**Written instruction:** Every entry should be repeated exactly. Omit the pictures.

╭─ Data supplied

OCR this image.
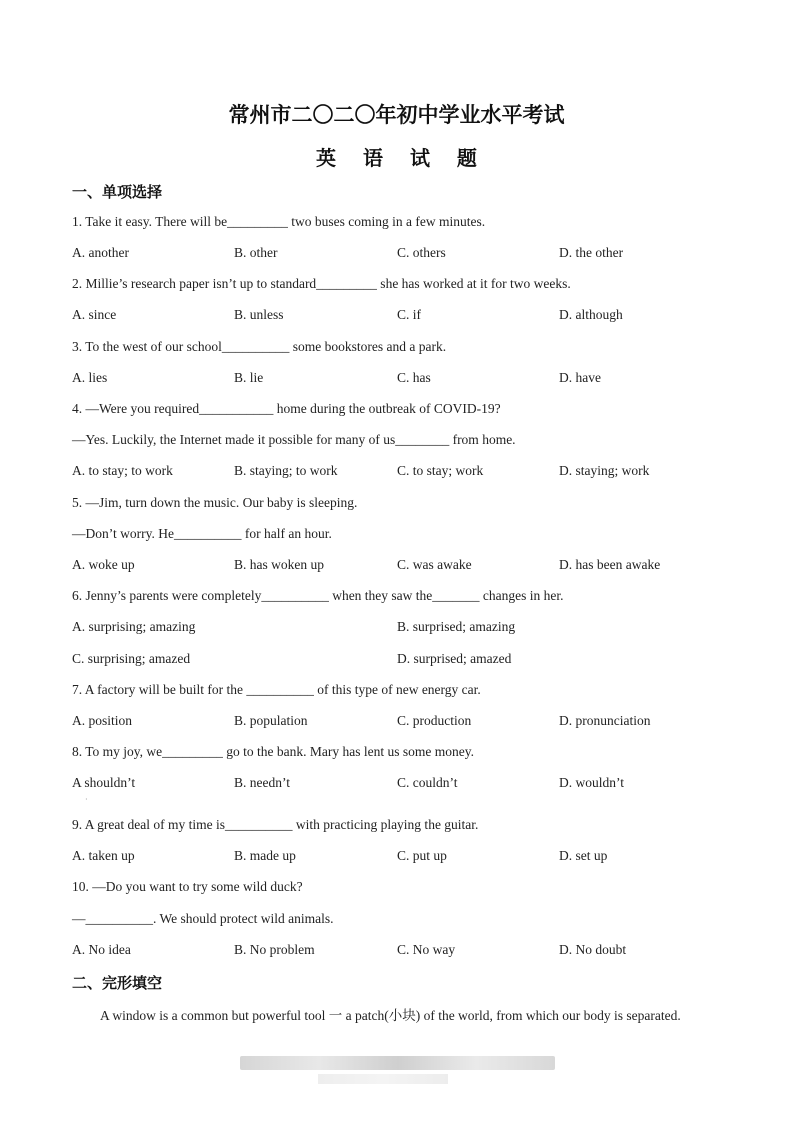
常州市二〇二〇年初中学业水平考试
英 语 试 题
一、单项选择
1. Take it easy. There will be_________ two buses coming in a few minutes.
A. another	B. other	C. others	D. the other
2. Millie’s research paper isn’t up to standard_________ she has worked at it for two weeks.
A. since	B. unless	C. if	D. although
3. To the west of our school__________ some bookstores and a park.
A. lies	B. lie	C. has	D. have
4. —Were you required___________ home during the outbreak of COVID-19?
—Yes. Luckily, the Internet made it possible for many of us________ from home.
A. to stay; to work	B. staying; to work	C. to stay; work	D. staying; work
5. —Jim, turn down the music. Our baby is sleeping.
—Don’t worry. He__________ for half an hour.
A. woke up	B. has woken up	C. was awake	D. has been awake
6. Jenny’s parents were completely__________ when they saw the_______ changes in her.
A. surprising; amazing	B. surprised; amazing
C. surprising; amazed	D. surprised; amazed
7. A factory will be built for the __________ of this type of new energy car.
A. position	B. population	C. production	D. pronunciation
8. To my joy, we_________ go to the bank. Mary has lent us some money.
A shouldn’t	B. needn’t	C. couldn’t	D. wouldn’t
·
9. A great deal of my time is__________ with practicing playing the guitar.
A. taken up	B. made up	C. put up	D. set up
10. —Do you want to try some wild duck?
—__________. We should protect wild animals.
A. No idea	B. No problem	C. No way	D. No doubt
二、完形填空
A window is a common but powerful tool 一 a patch(小块) of the world, from which our body is separated.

╰─

**Written reply:**
OCR this image.
常州市二〇二〇年初中学业水平考试
英 语 试 题
一、单项选择
1. Take it easy. There will be_________ two buses coming in a few minutes.
A. another	B. other	C. others	D. the other
2. Millie’s research paper isn’t up to standard_________ she has worked at it for two weeks.
A. since	B. unless	C. if	D. although
3. To the west of our school__________ some bookstores and a park.
A. lies	B. lie	C. has	D. have
4. —Were you required___________ home during the outbreak of COVID-19?
—Yes. Luckily, the Internet made it possible for many of us________ from home.
A. to stay; to work	B. staying; to work	C. to stay; work	D. staying; work
5. —Jim, turn down the music. Our baby is sleeping.
—Don’t worry. He__________ for half an hour.
A. woke up	B. has woken up	C. was awake	D. has been awake
6. Jenny’s parents were completely__________ when they saw the_______ changes in her.
A. surprising; amazing	B. surprised; amazing
C. surprising; amazed	D. surprised; amazed
7. A factory will be built for the __________ of this type of new energy car.
A. position	B. population	C. production	D. pronunciation
8. To my joy, we_________ go to the bank. Mary has lent us some money.
A shouldn’t	B. needn’t	C. couldn’t	D. wouldn’t
·
9. A great deal of my time is__________ with practicing playing the guitar.
A. taken up	B. made up	C. put up	D. set up
10. —Do you want to try some wild duck?
—__________. We should protect wild animals.
A. No idea	B. No problem	C. No way	D. No doubt
二、完形填空
A window is a common but powerful tool 一 a patch(小块) of the world, from which our body is separated.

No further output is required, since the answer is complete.